*Task details*
Reproduce every line of the records below with "Nemeth G" substituted by "Németh G" wherever it occurs, leaving everything else unchanged.

*Supplied data*
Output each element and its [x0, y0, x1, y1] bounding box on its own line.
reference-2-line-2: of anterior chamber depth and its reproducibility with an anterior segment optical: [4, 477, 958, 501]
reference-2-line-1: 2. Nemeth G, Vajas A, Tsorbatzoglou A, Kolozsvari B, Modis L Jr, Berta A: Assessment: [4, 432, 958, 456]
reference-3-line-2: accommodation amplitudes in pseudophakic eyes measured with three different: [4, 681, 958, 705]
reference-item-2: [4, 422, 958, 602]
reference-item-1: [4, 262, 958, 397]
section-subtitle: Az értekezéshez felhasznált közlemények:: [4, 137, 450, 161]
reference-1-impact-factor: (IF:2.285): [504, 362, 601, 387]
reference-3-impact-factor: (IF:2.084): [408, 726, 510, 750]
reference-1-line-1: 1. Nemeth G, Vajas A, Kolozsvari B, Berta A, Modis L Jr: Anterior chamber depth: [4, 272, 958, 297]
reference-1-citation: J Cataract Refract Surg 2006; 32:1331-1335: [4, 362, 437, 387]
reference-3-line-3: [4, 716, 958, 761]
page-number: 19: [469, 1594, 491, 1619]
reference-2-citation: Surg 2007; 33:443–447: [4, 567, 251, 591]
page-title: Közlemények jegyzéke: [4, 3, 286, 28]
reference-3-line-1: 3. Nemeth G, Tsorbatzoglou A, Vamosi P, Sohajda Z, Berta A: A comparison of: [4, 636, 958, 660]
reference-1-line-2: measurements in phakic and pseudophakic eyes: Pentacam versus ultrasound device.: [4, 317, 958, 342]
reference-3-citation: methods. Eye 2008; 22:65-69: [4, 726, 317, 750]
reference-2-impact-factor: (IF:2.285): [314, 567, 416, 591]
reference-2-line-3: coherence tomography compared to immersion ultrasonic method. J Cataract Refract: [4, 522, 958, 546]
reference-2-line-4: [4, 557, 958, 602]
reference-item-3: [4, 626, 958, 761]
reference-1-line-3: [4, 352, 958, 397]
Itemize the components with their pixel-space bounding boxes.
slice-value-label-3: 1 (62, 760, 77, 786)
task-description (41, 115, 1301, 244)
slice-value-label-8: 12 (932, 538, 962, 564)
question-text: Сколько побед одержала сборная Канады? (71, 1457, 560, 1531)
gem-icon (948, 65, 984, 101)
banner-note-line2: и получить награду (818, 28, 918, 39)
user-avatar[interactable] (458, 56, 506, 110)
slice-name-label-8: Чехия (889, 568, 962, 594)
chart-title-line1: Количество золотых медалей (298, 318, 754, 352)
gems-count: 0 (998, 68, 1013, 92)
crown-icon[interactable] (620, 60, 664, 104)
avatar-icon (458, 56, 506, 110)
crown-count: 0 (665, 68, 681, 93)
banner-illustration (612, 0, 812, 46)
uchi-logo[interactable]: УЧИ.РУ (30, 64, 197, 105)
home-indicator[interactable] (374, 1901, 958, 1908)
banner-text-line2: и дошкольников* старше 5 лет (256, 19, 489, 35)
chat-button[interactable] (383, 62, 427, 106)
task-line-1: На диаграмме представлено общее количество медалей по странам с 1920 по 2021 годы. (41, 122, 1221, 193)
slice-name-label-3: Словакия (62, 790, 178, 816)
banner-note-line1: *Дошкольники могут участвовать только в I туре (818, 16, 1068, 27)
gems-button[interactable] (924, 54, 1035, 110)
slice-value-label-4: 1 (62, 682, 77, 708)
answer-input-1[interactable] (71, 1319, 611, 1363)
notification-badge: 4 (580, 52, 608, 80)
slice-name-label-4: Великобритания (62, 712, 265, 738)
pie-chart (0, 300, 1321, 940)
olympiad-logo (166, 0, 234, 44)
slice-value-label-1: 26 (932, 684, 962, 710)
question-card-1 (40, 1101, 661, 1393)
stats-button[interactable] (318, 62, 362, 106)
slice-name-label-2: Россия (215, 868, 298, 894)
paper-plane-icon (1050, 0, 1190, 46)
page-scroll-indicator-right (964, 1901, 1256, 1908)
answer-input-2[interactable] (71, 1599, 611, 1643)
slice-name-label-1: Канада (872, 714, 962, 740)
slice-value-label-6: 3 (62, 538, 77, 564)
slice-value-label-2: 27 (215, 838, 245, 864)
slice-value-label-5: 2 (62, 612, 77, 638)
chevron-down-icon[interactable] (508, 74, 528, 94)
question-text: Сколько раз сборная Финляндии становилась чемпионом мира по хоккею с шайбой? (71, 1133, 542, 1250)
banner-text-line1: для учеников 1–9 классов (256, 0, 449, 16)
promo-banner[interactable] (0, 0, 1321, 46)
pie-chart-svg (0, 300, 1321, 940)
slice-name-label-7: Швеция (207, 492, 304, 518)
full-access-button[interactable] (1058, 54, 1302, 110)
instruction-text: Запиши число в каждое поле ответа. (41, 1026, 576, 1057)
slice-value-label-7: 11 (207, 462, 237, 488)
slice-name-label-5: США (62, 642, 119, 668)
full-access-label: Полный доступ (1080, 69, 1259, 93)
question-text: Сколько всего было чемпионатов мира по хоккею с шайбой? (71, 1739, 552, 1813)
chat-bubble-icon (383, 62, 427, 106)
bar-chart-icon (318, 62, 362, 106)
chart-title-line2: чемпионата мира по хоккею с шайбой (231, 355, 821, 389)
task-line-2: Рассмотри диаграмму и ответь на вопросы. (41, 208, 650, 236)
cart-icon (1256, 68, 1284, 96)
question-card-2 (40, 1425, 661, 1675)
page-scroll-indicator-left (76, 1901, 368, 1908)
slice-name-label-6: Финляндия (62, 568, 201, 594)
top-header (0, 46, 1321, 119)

*Response for this exercise*
Output each element and its [x0, y0, x1, y1] bounding box on its own line.
reference-2-line-2: of anterior chamber depth and its reproducibility with an anterior segment optical: [4, 477, 958, 501]
reference-2-line-1: 2. Németh G, Vajas A, Tsorbatzoglou A, Kolozsvari B, Modis L Jr, Berta A: Assessment: [4, 432, 958, 456]
reference-3-line-2: accommodation amplitudes in pseudophakic eyes measured with three different: [4, 681, 958, 705]
reference-item-2: [4, 422, 958, 602]
reference-item-1: [4, 262, 958, 397]
section-subtitle: Az értekezéshez felhasznált közlemények:: [4, 137, 450, 161]
reference-1-impact-factor: (IF:2.285): [504, 362, 601, 387]
reference-3-impact-factor: (IF:2.084): [408, 726, 510, 750]
reference-1-line-1: 1. Németh G, Vajas A, Kolozsvari B, Berta A, Modis L Jr: Anterior chamber depth: [4, 272, 958, 297]
reference-1-citation: J Cataract Refract Surg 2006; 32:1331-1335: [4, 362, 437, 387]
reference-3-line-3: [4, 716, 958, 761]
page-number: 19: [469, 1594, 491, 1619]
reference-2-citation: Surg 2007; 33:443–447: [4, 567, 251, 591]
page-title: Közlemények jegyzéke: [4, 3, 286, 28]
reference-3-line-1: 3. Németh G, Tsorbatzoglou A, Vamosi P, Sohajda Z, Berta A: A comparison of: [4, 636, 958, 660]
reference-1-line-2: measurements in phakic and pseudophakic eyes: Pentacam versus ultrasound device.: [4, 317, 958, 342]
reference-3-citation: methods. Eye 2008; 22:65-69: [4, 726, 317, 750]
reference-2-impact-factor: (IF:2.285): [314, 567, 416, 591]
reference-2-line-3: coherence tomography compared to immersion ultrasonic method. J Cataract Refract: [4, 522, 958, 546]
reference-2-line-4: [4, 557, 958, 602]
reference-item-3: [4, 626, 958, 761]
reference-1-line-3: [4, 352, 958, 397]
Itemize the components with their pixel-space bounding boxes.
slice-value-label-3: 1 (62, 760, 77, 786)
task-description (41, 115, 1301, 244)
slice-value-label-8: 12 (932, 538, 962, 564)
question-text: Сколько побед одержала сборная Канады? (71, 1457, 560, 1531)
gem-icon (948, 65, 984, 101)
banner-note-line2: и получить награду (818, 28, 918, 39)
user-avatar[interactable] (458, 56, 506, 110)
slice-name-label-8: Чехия (889, 568, 962, 594)
chart-title-line1: Количество золотых медалей (298, 318, 754, 352)
gems-count: 0 (998, 68, 1013, 92)
crown-icon[interactable] (620, 60, 664, 104)
avatar-icon (458, 56, 506, 110)
crown-count: 0 (665, 68, 681, 93)
banner-illustration (612, 0, 812, 46)
uchi-logo[interactable]: УЧИ.РУ (30, 64, 197, 105)
home-indicator[interactable] (374, 1901, 958, 1908)
banner-text-line2: и дошкольников* старше 5 лет (256, 19, 489, 35)
chat-button[interactable] (383, 62, 427, 106)
task-line-1: На диаграмме представлено общее количество медалей по странам с 1920 по 2021 годы. (41, 122, 1221, 193)
slice-name-label-3: Словакия (62, 790, 178, 816)
banner-note-line1: *Дошкольники могут участвовать только в I туре (818, 16, 1068, 27)
gems-button[interactable] (924, 54, 1035, 110)
slice-value-label-4: 1 (62, 682, 77, 708)
answer-input-1[interactable] (71, 1319, 611, 1363)
notification-badge: 4 (580, 52, 608, 80)
slice-name-label-4: Великобритания (62, 712, 265, 738)
pie-chart (0, 300, 1321, 940)
olympiad-logo (166, 0, 234, 44)
slice-value-label-1: 26 (932, 684, 962, 710)
question-card-1 (40, 1101, 661, 1393)
stats-button[interactable] (318, 62, 362, 106)
slice-name-label-2: Россия (215, 868, 298, 894)
paper-plane-icon (1050, 0, 1190, 46)
page-scroll-indicator-right (964, 1901, 1256, 1908)
answer-input-2[interactable] (71, 1599, 611, 1643)
slice-name-label-1: Канада (872, 714, 962, 740)
slice-value-label-6: 3 (62, 538, 77, 564)
slice-value-label-2: 27 (215, 838, 245, 864)
slice-value-label-5: 2 (62, 612, 77, 638)
chevron-down-icon[interactable] (508, 74, 528, 94)
question-text: Сколько раз сборная Финляндии становилась чемпионом мира по хоккею с шайбой? (71, 1133, 542, 1250)
banner-text-line1: для учеников 1–9 классов (256, 0, 449, 16)
promo-banner[interactable] (0, 0, 1321, 46)
pie-chart-svg (0, 300, 1321, 940)
slice-name-label-7: Швеция (207, 492, 304, 518)
full-access-button[interactable] (1058, 54, 1302, 110)
instruction-text: Запиши число в каждое поле ответа. (41, 1026, 576, 1057)
slice-value-label-7: 11 (207, 462, 237, 488)
slice-name-label-5: США (62, 642, 119, 668)
full-access-label: Полный доступ (1080, 69, 1259, 93)
question-text: Сколько всего было чемпионатов мира по хоккею с шайбой? (71, 1739, 552, 1813)
chat-bubble-icon (383, 62, 427, 106)
bar-chart-icon (318, 62, 362, 106)
chart-title-line2: чемпионата мира по хоккею с шайбой (231, 355, 821, 389)
task-line-2: Рассмотри диаграмму и ответь на вопросы. (41, 208, 650, 236)
cart-icon (1256, 68, 1284, 96)
question-card-2 (40, 1425, 661, 1675)
page-scroll-indicator-left (76, 1901, 368, 1908)
slice-name-label-6: Финляндия (62, 568, 201, 594)
top-header (0, 46, 1321, 119)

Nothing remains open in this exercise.